Figure record listings
----------------
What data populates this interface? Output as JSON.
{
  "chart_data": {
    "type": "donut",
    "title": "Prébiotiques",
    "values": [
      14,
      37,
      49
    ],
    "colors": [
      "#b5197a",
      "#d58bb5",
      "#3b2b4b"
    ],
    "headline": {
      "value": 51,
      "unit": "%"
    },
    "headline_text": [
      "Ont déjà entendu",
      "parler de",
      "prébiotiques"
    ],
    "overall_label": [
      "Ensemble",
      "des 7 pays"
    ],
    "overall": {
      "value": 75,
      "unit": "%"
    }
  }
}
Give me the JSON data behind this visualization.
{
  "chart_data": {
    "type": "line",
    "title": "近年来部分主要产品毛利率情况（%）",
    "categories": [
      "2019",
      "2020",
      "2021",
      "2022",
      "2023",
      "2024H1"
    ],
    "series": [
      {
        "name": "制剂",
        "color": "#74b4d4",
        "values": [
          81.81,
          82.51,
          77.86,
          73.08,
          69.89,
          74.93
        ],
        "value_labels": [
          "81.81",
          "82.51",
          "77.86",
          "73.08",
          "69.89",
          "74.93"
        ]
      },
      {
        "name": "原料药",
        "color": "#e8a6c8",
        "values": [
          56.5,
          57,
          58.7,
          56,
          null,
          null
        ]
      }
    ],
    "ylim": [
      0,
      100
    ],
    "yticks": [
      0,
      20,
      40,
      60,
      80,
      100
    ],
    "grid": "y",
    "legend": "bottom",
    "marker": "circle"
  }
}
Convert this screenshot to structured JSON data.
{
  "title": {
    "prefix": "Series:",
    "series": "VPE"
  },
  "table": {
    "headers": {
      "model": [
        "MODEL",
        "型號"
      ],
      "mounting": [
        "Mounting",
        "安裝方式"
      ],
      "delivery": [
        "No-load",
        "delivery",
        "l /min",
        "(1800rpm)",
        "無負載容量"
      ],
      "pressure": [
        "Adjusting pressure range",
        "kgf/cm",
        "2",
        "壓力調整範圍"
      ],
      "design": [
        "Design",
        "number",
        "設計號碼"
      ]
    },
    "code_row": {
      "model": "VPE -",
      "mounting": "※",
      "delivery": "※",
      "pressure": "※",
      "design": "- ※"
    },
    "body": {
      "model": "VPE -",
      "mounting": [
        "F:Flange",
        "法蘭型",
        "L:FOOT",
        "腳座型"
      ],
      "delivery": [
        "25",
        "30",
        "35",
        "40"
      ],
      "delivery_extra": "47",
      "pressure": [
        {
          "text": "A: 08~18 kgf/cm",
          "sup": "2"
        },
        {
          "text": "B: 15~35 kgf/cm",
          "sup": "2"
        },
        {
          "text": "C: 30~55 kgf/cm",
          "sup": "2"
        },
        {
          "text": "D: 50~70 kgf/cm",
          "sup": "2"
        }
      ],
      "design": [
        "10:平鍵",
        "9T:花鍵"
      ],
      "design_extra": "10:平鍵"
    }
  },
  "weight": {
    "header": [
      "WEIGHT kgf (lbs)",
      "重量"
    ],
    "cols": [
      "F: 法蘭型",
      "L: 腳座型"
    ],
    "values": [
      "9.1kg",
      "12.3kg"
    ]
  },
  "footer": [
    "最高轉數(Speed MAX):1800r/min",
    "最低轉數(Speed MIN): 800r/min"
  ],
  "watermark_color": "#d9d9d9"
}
----------------
▸ **What the exercise asks**:
Return all of the data exactly as it reads.

▸ **Result below**:
What data populates this interface? Output as JSON.
{
  "chart_data": {
    "type": "donut",
    "title": "Prébiotiques",
    "values": [
      14,
      37,
      49
    ],
    "colors": [
      "#b5197a",
      "#d58bb5",
      "#3b2b4b"
    ],
    "headline": {
      "value": 51,
      "unit": "%"
    },
    "headline_text": [
      "Ont déjà entendu",
      "parler de",
      "prébiotiques"
    ],
    "overall_label": [
      "Ensemble",
      "des 7 pays"
    ],
    "overall": {
      "value": 75,
      "unit": "%"
    }
  }
}
Give me the JSON data behind this visualization.
{
  "chart_data": {
    "type": "line",
    "title": "近年来部分主要产品毛利率情况（%）",
    "categories": [
      "2019",
      "2020",
      "2021",
      "2022",
      "2023",
      "2024H1"
    ],
    "series": [
      {
        "name": "制剂",
        "color": "#74b4d4",
        "values": [
          81.81,
          82.51,
          77.86,
          73.08,
          69.89,
          74.93
        ],
        "value_labels": [
          "81.81",
          "82.51",
          "77.86",
          "73.08",
          "69.89",
          "74.93"
        ]
      },
      {
        "name": "原料药",
        "color": "#e8a6c8",
        "values": [
          56.5,
          57,
          58.7,
          56,
          null,
          null
        ]
      }
    ],
    "ylim": [
      0,
      100
    ],
    "yticks": [
      0,
      20,
      40,
      60,
      80,
      100
    ],
    "grid": "y",
    "legend": "bottom",
    "marker": "circle"
  }
}
Convert this screenshot to structured JSON data.
{
  "title": {
    "prefix": "Series:",
    "series": "VPE"
  },
  "table": {
    "headers": {
      "model": [
        "MODEL",
        "型號"
      ],
      "mounting": [
        "Mounting",
        "安裝方式"
      ],
      "delivery": [
        "No-load",
        "delivery",
        "l /min",
        "(1800rpm)",
        "無負載容量"
      ],
      "pressure": [
        "Adjusting pressure range",
        "kgf/cm",
        "2",
        "壓力調整範圍"
      ],
      "design": [
        "Design",
        "number",
        "設計號碼"
      ]
    },
    "code_row": {
      "model": "VPE -",
      "mounting": "※",
      "delivery": "※",
      "pressure": "※",
      "design": "- ※"
    },
    "body": {
      "model": "VPE -",
      "mounting": [
        "F:Flange",
        "法蘭型",
        "L:FOOT",
        "腳座型"
      ],
      "delivery": [
        "25",
        "30",
        "35",
        "40"
      ],
      "delivery_extra": "47",
      "pressure": [
        {
          "text": "A: 08~18 kgf/cm",
          "sup": "2"
        },
        {
          "text": "B: 15~35 kgf/cm",
          "sup": "2"
        },
        {
          "text": "C: 30~55 kgf/cm",
          "sup": "2"
        },
        {
          "text": "D: 50~70 kgf/cm",
          "sup": "2"
        }
      ],
      "design": [
        "10:平鍵",
        "9T:花鍵"
      ],
      "design_extra": "10:平鍵"
    }
  },
  "weight": {
    "header": [
      "WEIGHT kgf (lbs)",
      "重量"
    ],
    "cols": [
      "F: 法蘭型",
      "L: 腳座型"
    ],
    "values": [
      "9.1kg",
      "12.3kg"
    ]
  },
  "footer": [
    "最高轉數(Speed MAX):1800r/min",
    "最低轉數(Speed MIN): 800r/min"
  ],
  "watermark_color": "#d9d9d9"
}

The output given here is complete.